▸ **STATED EXERCISE**
Pull out every line of the listing below where "Options" appears.

▸ **INFORMATION SUPPLIED**

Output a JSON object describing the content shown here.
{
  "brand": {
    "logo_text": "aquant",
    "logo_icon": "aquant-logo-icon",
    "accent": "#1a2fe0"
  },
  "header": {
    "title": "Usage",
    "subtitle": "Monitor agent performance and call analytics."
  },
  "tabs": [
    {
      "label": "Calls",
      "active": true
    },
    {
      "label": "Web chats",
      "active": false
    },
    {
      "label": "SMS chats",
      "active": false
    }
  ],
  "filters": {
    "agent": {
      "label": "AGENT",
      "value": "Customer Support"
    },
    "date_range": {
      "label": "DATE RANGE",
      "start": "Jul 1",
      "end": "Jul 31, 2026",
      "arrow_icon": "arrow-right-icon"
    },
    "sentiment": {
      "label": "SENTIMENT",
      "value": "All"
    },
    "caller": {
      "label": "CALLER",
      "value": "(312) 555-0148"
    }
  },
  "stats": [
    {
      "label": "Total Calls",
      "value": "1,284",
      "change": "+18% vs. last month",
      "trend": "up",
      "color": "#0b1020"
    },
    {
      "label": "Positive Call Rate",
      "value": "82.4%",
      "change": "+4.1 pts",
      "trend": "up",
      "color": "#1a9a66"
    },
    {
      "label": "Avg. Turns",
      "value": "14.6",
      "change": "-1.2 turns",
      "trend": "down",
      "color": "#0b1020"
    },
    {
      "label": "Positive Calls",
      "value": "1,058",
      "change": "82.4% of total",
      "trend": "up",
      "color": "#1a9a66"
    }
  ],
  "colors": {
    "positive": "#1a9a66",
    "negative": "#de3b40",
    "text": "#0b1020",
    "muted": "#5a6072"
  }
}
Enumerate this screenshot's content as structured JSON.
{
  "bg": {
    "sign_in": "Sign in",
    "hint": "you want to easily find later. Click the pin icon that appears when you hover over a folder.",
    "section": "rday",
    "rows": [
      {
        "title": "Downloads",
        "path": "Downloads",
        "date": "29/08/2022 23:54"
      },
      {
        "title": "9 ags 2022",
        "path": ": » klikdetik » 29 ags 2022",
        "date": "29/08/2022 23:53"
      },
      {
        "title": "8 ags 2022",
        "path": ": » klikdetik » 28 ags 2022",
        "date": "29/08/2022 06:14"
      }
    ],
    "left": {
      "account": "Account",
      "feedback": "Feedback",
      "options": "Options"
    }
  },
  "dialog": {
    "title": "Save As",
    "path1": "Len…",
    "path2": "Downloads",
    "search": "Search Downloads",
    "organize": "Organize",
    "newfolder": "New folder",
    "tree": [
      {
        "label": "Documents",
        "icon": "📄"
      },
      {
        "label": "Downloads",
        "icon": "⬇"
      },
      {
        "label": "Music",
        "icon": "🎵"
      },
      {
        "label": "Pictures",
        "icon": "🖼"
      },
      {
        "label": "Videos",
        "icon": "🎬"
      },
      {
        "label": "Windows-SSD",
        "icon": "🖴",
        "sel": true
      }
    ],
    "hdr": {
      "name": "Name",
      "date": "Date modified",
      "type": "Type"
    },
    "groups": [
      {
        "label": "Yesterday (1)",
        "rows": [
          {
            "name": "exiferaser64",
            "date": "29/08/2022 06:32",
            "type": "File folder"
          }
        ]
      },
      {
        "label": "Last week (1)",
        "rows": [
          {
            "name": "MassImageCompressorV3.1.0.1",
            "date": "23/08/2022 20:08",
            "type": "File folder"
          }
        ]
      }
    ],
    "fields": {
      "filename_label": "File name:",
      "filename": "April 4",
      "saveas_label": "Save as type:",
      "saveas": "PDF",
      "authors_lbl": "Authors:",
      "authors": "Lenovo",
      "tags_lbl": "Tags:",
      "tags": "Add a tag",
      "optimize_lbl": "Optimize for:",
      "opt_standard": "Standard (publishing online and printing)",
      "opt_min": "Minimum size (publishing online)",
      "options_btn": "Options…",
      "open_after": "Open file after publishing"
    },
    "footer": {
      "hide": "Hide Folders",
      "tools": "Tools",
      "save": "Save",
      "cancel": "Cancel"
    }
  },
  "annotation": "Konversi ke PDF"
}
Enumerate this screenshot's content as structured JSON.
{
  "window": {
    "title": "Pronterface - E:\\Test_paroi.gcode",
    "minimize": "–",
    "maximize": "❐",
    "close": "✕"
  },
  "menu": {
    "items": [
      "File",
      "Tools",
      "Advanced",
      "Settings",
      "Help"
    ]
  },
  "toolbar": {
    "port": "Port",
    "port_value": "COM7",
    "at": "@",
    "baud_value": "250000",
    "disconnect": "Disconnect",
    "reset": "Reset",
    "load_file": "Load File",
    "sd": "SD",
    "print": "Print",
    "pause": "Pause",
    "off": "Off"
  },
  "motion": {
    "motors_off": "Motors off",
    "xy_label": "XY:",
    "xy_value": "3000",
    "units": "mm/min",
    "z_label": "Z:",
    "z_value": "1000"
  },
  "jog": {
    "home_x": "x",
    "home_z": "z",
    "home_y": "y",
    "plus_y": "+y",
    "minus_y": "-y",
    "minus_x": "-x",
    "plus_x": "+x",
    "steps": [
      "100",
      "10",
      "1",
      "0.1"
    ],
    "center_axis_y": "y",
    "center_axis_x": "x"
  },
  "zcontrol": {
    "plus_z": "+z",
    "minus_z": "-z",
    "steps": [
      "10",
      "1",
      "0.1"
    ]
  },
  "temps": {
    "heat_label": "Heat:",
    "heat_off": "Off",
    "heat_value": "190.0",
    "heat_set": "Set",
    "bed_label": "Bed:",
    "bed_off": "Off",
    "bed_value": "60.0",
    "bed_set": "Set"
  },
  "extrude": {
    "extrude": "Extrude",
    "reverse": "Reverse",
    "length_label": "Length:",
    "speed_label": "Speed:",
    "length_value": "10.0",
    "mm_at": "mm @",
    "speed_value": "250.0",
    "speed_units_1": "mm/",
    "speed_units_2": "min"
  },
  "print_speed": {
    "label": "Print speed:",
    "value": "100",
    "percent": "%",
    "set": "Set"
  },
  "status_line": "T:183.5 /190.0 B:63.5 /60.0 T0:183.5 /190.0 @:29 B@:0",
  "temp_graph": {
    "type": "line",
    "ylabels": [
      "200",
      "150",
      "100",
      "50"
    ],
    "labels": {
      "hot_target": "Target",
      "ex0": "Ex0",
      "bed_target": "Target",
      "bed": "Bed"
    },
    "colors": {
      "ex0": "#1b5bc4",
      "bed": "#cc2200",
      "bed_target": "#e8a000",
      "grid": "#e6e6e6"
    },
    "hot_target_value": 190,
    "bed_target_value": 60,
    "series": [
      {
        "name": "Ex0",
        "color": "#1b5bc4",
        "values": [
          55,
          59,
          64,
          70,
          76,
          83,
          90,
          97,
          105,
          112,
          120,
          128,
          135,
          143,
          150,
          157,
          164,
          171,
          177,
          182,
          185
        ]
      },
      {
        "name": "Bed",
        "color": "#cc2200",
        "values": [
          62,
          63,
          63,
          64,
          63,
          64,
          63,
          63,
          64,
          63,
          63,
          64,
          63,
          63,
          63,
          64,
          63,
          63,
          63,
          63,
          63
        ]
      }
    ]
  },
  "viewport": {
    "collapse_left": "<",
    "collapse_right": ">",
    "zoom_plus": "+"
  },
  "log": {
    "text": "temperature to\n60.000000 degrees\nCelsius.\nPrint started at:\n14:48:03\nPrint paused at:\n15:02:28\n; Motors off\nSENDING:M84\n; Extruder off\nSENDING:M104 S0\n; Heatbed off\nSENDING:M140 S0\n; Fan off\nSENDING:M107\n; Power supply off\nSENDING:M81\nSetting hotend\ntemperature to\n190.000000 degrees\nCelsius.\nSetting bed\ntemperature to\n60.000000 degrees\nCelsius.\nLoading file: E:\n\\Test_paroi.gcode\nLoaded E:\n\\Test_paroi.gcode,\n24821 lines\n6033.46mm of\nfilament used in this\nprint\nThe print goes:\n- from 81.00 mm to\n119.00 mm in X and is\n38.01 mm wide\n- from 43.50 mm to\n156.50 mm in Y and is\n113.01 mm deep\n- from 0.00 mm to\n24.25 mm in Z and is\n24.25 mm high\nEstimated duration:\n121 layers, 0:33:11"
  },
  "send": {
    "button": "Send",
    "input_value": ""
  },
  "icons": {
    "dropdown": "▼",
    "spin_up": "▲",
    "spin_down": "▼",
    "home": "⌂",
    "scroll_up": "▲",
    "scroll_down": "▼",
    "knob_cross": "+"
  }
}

▸ **SOLUTION TO THE PROBLEM**
      "options": "Options"
      "options_btn": "Options…",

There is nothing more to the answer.